All of the material below is to be restated word for word, apart from the pictures.

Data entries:
================================
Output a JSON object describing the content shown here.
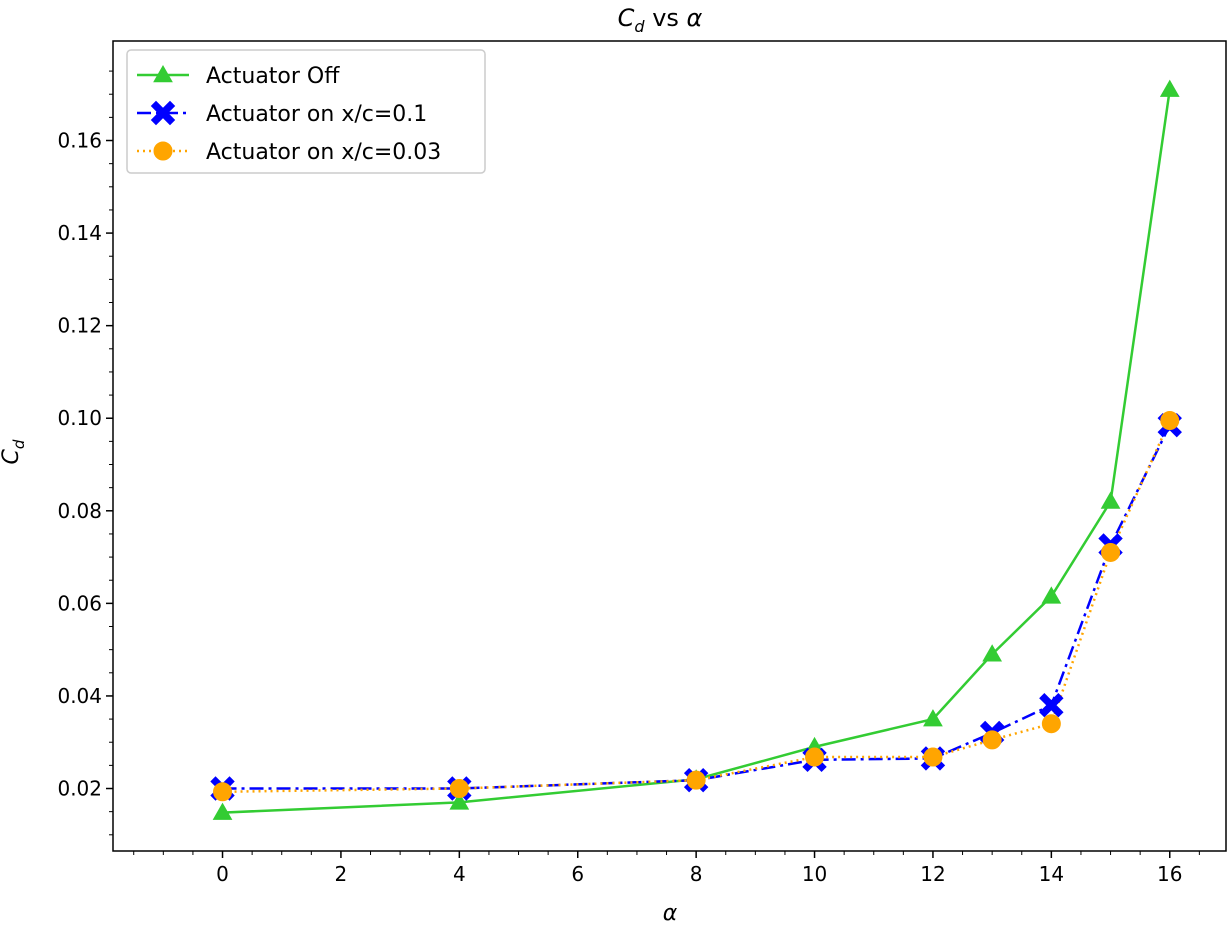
{
  "chart_data": {
    "type": "line",
    "title": "C_d vs α",
    "title_parts": {
      "symbol": "C",
      "subscript": "d",
      "rest": " vs ",
      "alpha": "α"
    },
    "xlabel": "α",
    "ylabel": "C_d",
    "ylabel_parts": {
      "symbol": "C",
      "subscript": "d"
    },
    "xlim": [
      -1.85,
      16.95
    ],
    "ylim": [
      0.0065,
      0.1815
    ],
    "xticks": [
      0,
      2,
      4,
      6,
      8,
      10,
      12,
      14,
      16
    ],
    "xtick_labels": [
      "0",
      "2",
      "4",
      "6",
      "8",
      "10",
      "12",
      "14",
      "16"
    ],
    "yticks": [
      0.02,
      0.04,
      0.06,
      0.08,
      0.1,
      0.12,
      0.14,
      0.16
    ],
    "ytick_labels": [
      "0.02",
      "0.04",
      "0.06",
      "0.08",
      "0.10",
      "0.12",
      "0.14",
      "0.16"
    ],
    "grid": false,
    "legend_position": "top-left",
    "x": [
      0,
      4,
      8,
      10,
      12,
      13,
      14,
      15,
      16
    ],
    "series": [
      {
        "name": "Actuator Off",
        "color": "#33cc33",
        "linestyle": "solid",
        "marker": "triangle",
        "values": [
          0.0148,
          0.017,
          0.022,
          0.029,
          0.035,
          0.049,
          0.0615,
          0.082,
          0.171
        ]
      },
      {
        "name": "Actuator on x/c=0.1",
        "color": "#0000ff",
        "linestyle": "dashdot",
        "marker": "x-filled",
        "values": [
          0.02,
          0.02,
          0.0218,
          0.0262,
          0.0265,
          0.032,
          0.038,
          0.0725,
          0.0985
        ]
      },
      {
        "name": "Actuator on x/c=0.03",
        "color": "#ffa500",
        "linestyle": "dotted",
        "marker": "circle",
        "values": [
          0.0193,
          0.02,
          0.0218,
          0.0268,
          0.0268,
          0.0305,
          0.034,
          0.071,
          0.0995
        ]
      }
    ]
  }
}
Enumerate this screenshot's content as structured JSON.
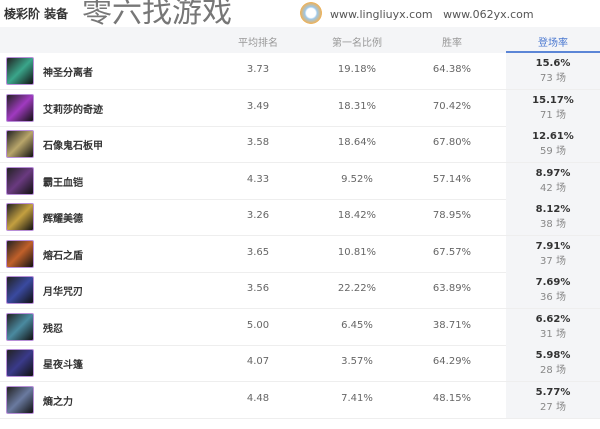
{
  "title": "棱彩阶 装备",
  "headers": {
    "avg": "平均排名",
    "first": "第一名比例",
    "win": "胜率",
    "pick": "登场率"
  },
  "rows": [
    {
      "name": "神圣分离者",
      "avg": "3.73",
      "first": "19.18%",
      "win": "64.38%",
      "pick": "15.6%",
      "games": "73 场",
      "color": "#3aa58a"
    },
    {
      "name": "艾莉莎的奇迹",
      "avg": "3.49",
      "first": "18.31%",
      "win": "70.42%",
      "pick": "15.17%",
      "games": "71 场",
      "color": "#a03ac0"
    },
    {
      "name": "石像鬼石板甲",
      "avg": "3.58",
      "first": "18.64%",
      "win": "67.80%",
      "pick": "12.61%",
      "games": "59 场",
      "color": "#b8a56a"
    },
    {
      "name": "霸王血铠",
      "avg": "4.33",
      "first": "9.52%",
      "win": "57.14%",
      "pick": "8.97%",
      "games": "42 场",
      "color": "#6a3a80"
    },
    {
      "name": "辉耀美德",
      "avg": "3.26",
      "first": "18.42%",
      "win": "78.95%",
      "pick": "8.12%",
      "games": "38 场",
      "color": "#c4a040"
    },
    {
      "name": "熔石之盾",
      "avg": "3.65",
      "first": "10.81%",
      "win": "67.57%",
      "pick": "7.91%",
      "games": "37 场",
      "color": "#c0602a"
    },
    {
      "name": "月华咒刃",
      "avg": "3.56",
      "first": "22.22%",
      "win": "63.89%",
      "pick": "7.69%",
      "games": "36 场",
      "color": "#3a4aa0"
    },
    {
      "name": "残忍",
      "avg": "5.00",
      "first": "6.45%",
      "win": "38.71%",
      "pick": "6.62%",
      "games": "31 场",
      "color": "#4a8aa0"
    },
    {
      "name": "星夜斗篷",
      "avg": "4.07",
      "first": "3.57%",
      "win": "64.29%",
      "pick": "5.98%",
      "games": "28 场",
      "color": "#3a3a8a"
    },
    {
      "name": "熵之力",
      "avg": "4.48",
      "first": "7.41%",
      "win": "48.15%",
      "pick": "5.77%",
      "games": "27 场",
      "color": "#6a7aa0"
    }
  ],
  "watermark": {
    "text": "零六找游戏",
    "url1": "www.lingliuyx.com",
    "url2": "www.062yx.com"
  }
}
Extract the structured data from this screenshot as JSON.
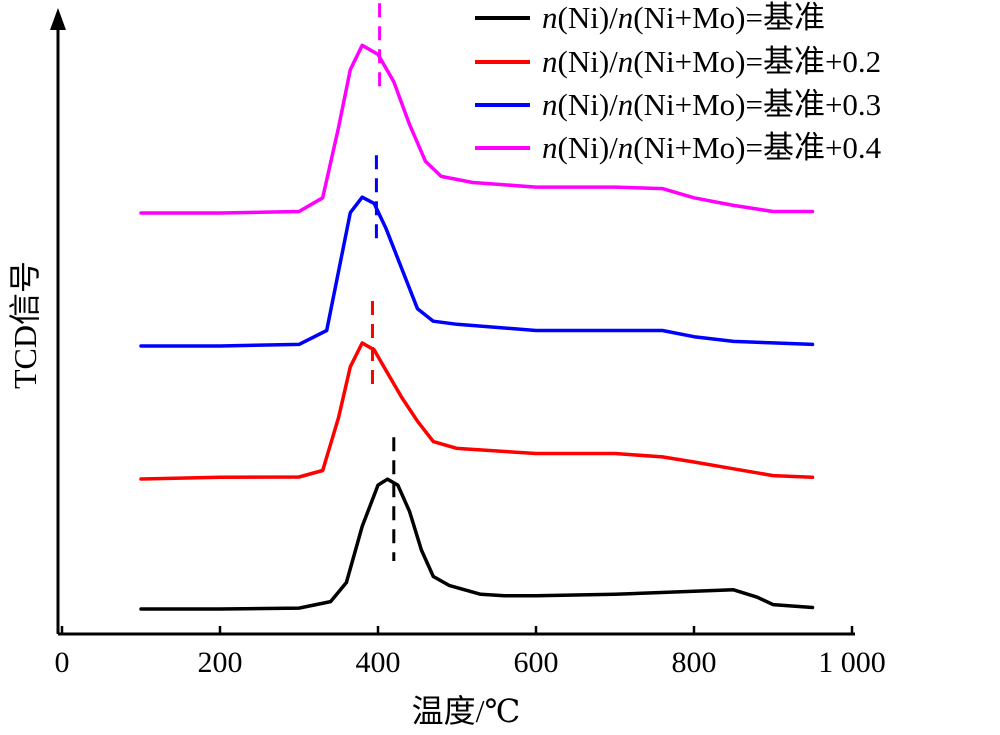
================================
▸ **Task solution**
Output a JSON object describing the content shown here.
{
  "chart_data": {
    "type": "line",
    "title": "C_d vs α",
    "title_parts": {
      "symbol": "C",
      "subscript": "d",
      "rest": " vs ",
      "alpha": "α"
    },
    "xlabel": "α",
    "ylabel": "C_d",
    "ylabel_parts": {
      "symbol": "C",
      "subscript": "d"
    },
    "xlim": [
      -1.85,
      16.95
    ],
    "ylim": [
      0.0065,
      0.1815
    ],
    "xticks": [
      0,
      2,
      4,
      6,
      8,
      10,
      12,
      14,
      16
    ],
    "xtick_labels": [
      "0",
      "2",
      "4",
      "6",
      "8",
      "10",
      "12",
      "14",
      "16"
    ],
    "yticks": [
      0.02,
      0.04,
      0.06,
      0.08,
      0.1,
      0.12,
      0.14,
      0.16
    ],
    "ytick_labels": [
      "0.02",
      "0.04",
      "0.06",
      "0.08",
      "0.10",
      "0.12",
      "0.14",
      "0.16"
    ],
    "grid": false,
    "legend_position": "top-left",
    "x": [
      0,
      4,
      8,
      10,
      12,
      13,
      14,
      15,
      16
    ],
    "series": [
      {
        "name": "Actuator Off",
        "color": "#33cc33",
        "linestyle": "solid",
        "marker": "triangle",
        "values": [
          0.0148,
          0.017,
          0.022,
          0.029,
          0.035,
          0.049,
          0.0615,
          0.082,
          0.171
        ]
      },
      {
        "name": "Actuator on x/c=0.1",
        "color": "#0000ff",
        "linestyle": "dashdot",
        "marker": "x-filled",
        "values": [
          0.02,
          0.02,
          0.0218,
          0.0262,
          0.0265,
          0.032,
          0.038,
          0.0725,
          0.0985
        ]
      },
      {
        "name": "Actuator on x/c=0.03",
        "color": "#ffa500",
        "linestyle": "dotted",
        "marker": "circle",
        "values": [
          0.0193,
          0.02,
          0.0218,
          0.0268,
          0.0268,
          0.0305,
          0.034,
          0.071,
          0.0995
        ]
      }
    ]
  }
}
Enumerate this screenshot's content as structured JSON.
{
  "title": "棱彩阶 装备",
  "headers": {
    "avg": "平均排名",
    "first": "第一名比例",
    "win": "胜率",
    "pick": "登场率"
  },
  "rows": [
    {
      "name": "神圣分离者",
      "avg": "3.73",
      "first": "19.18%",
      "win": "64.38%",
      "pick": "15.6%",
      "games": "73 场",
      "color": "#3aa58a"
    },
    {
      "name": "艾莉莎的奇迹",
      "avg": "3.49",
      "first": "18.31%",
      "win": "70.42%",
      "pick": "15.17%",
      "games": "71 场",
      "color": "#a03ac0"
    },
    {
      "name": "石像鬼石板甲",
      "avg": "3.58",
      "first": "18.64%",
      "win": "67.80%",
      "pick": "12.61%",
      "games": "59 场",
      "color": "#b8a56a"
    },
    {
      "name": "霸王血铠",
      "avg": "4.33",
      "first": "9.52%",
      "win": "57.14%",
      "pick": "8.97%",
      "games": "42 场",
      "color": "#6a3a80"
    },
    {
      "name": "辉耀美德",
      "avg": "3.26",
      "first": "18.42%",
      "win": "78.95%",
      "pick": "8.12%",
      "games": "38 场",
      "color": "#c4a040"
    },
    {
      "name": "熔石之盾",
      "avg": "3.65",
      "first": "10.81%",
      "win": "67.57%",
      "pick": "7.91%",
      "games": "37 场",
      "color": "#c0602a"
    },
    {
      "name": "月华咒刃",
      "avg": "3.56",
      "first": "22.22%",
      "win": "63.89%",
      "pick": "7.69%",
      "games": "36 场",
      "color": "#3a4aa0"
    },
    {
      "name": "残忍",
      "avg": "5.00",
      "first": "6.45%",
      "win": "38.71%",
      "pick": "6.62%",
      "games": "31 场",
      "color": "#4a8aa0"
    },
    {
      "name": "星夜斗篷",
      "avg": "4.07",
      "first": "3.57%",
      "win": "64.29%",
      "pick": "5.98%",
      "games": "28 场",
      "color": "#3a3a8a"
    },
    {
      "name": "熵之力",
      "avg": "4.48",
      "first": "7.41%",
      "win": "48.15%",
      "pick": "5.77%",
      "games": "27 场",
      "color": "#6a7aa0"
    }
  ],
  "watermark": {
    "text": "零六找游戏",
    "url1": "www.lingliuyx.com",
    "url2": "www.062yx.com"
  }
}
Extract the structured data from this screenshot as JSON.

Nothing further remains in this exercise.